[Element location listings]
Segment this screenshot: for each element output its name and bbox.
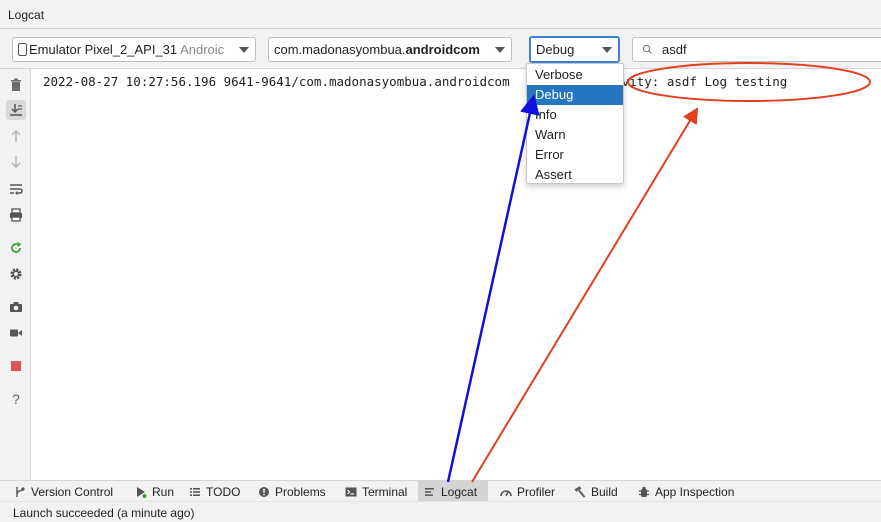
log-level-value: Debug bbox=[536, 42, 575, 57]
log-line: 2022-08-27 10:27:56.196 9641-9641/com.ma… bbox=[43, 74, 787, 89]
tab-app-inspection[interactable]: App Inspection bbox=[632, 481, 740, 502]
gear-icon bbox=[10, 268, 22, 280]
tab-terminal[interactable]: Terminal bbox=[339, 481, 413, 502]
chevron-down-icon bbox=[495, 47, 505, 53]
tab-problems[interactable]: Problems bbox=[252, 481, 332, 502]
stop-button[interactable] bbox=[6, 356, 26, 376]
tab-label: Build bbox=[591, 484, 618, 499]
problems-icon bbox=[259, 486, 269, 497]
restart-icon bbox=[11, 242, 22, 253]
video-icon bbox=[10, 329, 22, 337]
status-bar: Launch succeeded (a minute ago) bbox=[0, 501, 881, 522]
branch-icon bbox=[16, 486, 25, 497]
camera-icon bbox=[10, 302, 22, 312]
tab-build[interactable]: Build bbox=[568, 481, 624, 502]
tab-label: Profiler bbox=[517, 484, 556, 499]
log-level-option-verbose[interactable]: Verbose bbox=[527, 65, 623, 85]
down-arrow-icon bbox=[11, 156, 21, 169]
chevron-down-icon bbox=[602, 47, 612, 53]
inspection-icon bbox=[639, 486, 649, 497]
print-button[interactable] bbox=[6, 205, 26, 225]
package-name-bold: androidcom bbox=[405, 42, 480, 57]
help-icon: ? bbox=[12, 391, 20, 407]
logcat-settings-button[interactable] bbox=[6, 264, 26, 284]
status-message: Launch succeeded (a minute ago) bbox=[13, 506, 195, 520]
search-field[interactable]: asdf bbox=[632, 37, 881, 62]
device-suffix: Androic bbox=[180, 42, 225, 57]
tab-label: Version Control bbox=[31, 484, 114, 499]
device-selector[interactable]: Emulator Pixel_2_API_31 Androic bbox=[12, 37, 256, 62]
next-occurrence-button[interactable] bbox=[6, 152, 26, 172]
list-icon bbox=[190, 487, 200, 496]
log-level-option-debug[interactable]: Debug bbox=[527, 85, 623, 105]
log-level-option-info[interactable]: Info bbox=[527, 105, 623, 125]
scroll-to-end-icon bbox=[10, 104, 22, 116]
device-name: Emulator Pixel_2_API_31 bbox=[29, 42, 178, 57]
tab-logcat[interactable]: Logcat bbox=[418, 481, 488, 502]
tool-window-title-bar: Logcat bbox=[0, 0, 881, 29]
stop-icon bbox=[11, 361, 21, 371]
tool-window-title: Logcat bbox=[8, 8, 45, 22]
tab-run[interactable]: Run bbox=[129, 481, 180, 502]
tab-label: Run bbox=[152, 484, 175, 499]
logcat-icon bbox=[425, 487, 434, 496]
soft-wrap-icon bbox=[10, 184, 23, 195]
trash-icon bbox=[11, 78, 21, 91]
tab-label: TODO bbox=[206, 484, 241, 499]
clear-logcat-button[interactable] bbox=[6, 75, 26, 95]
tool-window-bar: Version Control Run TODO Problems Termin… bbox=[0, 480, 881, 502]
log-level-selector[interactable]: Debug bbox=[529, 36, 620, 63]
hammer-icon bbox=[574, 485, 586, 498]
tab-label: Problems bbox=[275, 484, 326, 499]
run-icon bbox=[137, 486, 147, 498]
tab-todo[interactable]: TODO bbox=[183, 481, 246, 502]
log-level-option-error[interactable]: Error bbox=[527, 145, 623, 165]
log-level-option-assert[interactable]: Assert bbox=[527, 165, 623, 185]
logcat-output[interactable]: 2022-08-27 10:27:56.196 9641-9641/com.ma… bbox=[31, 69, 881, 480]
terminal-icon bbox=[345, 487, 357, 496]
previous-occurrence-button[interactable] bbox=[6, 126, 26, 146]
chevron-down-icon bbox=[239, 47, 249, 53]
device-icon bbox=[18, 43, 27, 56]
log-level-option-warn[interactable]: Warn bbox=[527, 125, 623, 145]
log-line-prefix: 2022-08-27 10:27:56.196 9641-9641/com.ma… bbox=[43, 74, 510, 89]
screen-record-button[interactable] bbox=[6, 323, 26, 343]
package-selector[interactable]: com.madonasyombua.androidcom bbox=[268, 37, 512, 62]
logcat-toolbar: Emulator Pixel_2_API_31 Androic com.mado… bbox=[0, 29, 881, 69]
tab-version-control[interactable]: Version Control bbox=[8, 481, 119, 502]
print-icon bbox=[10, 208, 22, 222]
search-icon[interactable] bbox=[639, 44, 657, 56]
tab-label: Logcat bbox=[441, 484, 478, 499]
screen-capture-button[interactable] bbox=[6, 297, 26, 317]
logcat-side-toolbar: ? bbox=[0, 69, 31, 480]
profiler-icon bbox=[500, 489, 512, 496]
tab-label: Terminal bbox=[362, 484, 408, 499]
help-button[interactable]: ? bbox=[6, 389, 26, 409]
soft-wrap-button[interactable] bbox=[6, 179, 26, 199]
restart-logcat-button[interactable] bbox=[6, 238, 26, 258]
package-prefix: com.madonasyombua. bbox=[274, 42, 406, 57]
up-arrow-icon bbox=[11, 129, 21, 142]
log-level-menu: Verbose Debug Info Warn Error Assert bbox=[526, 63, 624, 184]
tab-profiler[interactable]: Profiler bbox=[494, 481, 561, 502]
scroll-to-end-button[interactable] bbox=[6, 100, 26, 120]
tab-label: App Inspection bbox=[655, 484, 735, 499]
search-input[interactable]: asdf bbox=[662, 42, 687, 57]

** EXERCISE TASK **
Locate each line in the entries above that contains the string "minute", with matching case, and copy those lines.

** TASK SOLUTION **
status-bar: Launch succeeded (a minute ago) bbox=[0, 501, 881, 522]
status-message: Launch succeeded (a minute ago) bbox=[13, 506, 195, 520]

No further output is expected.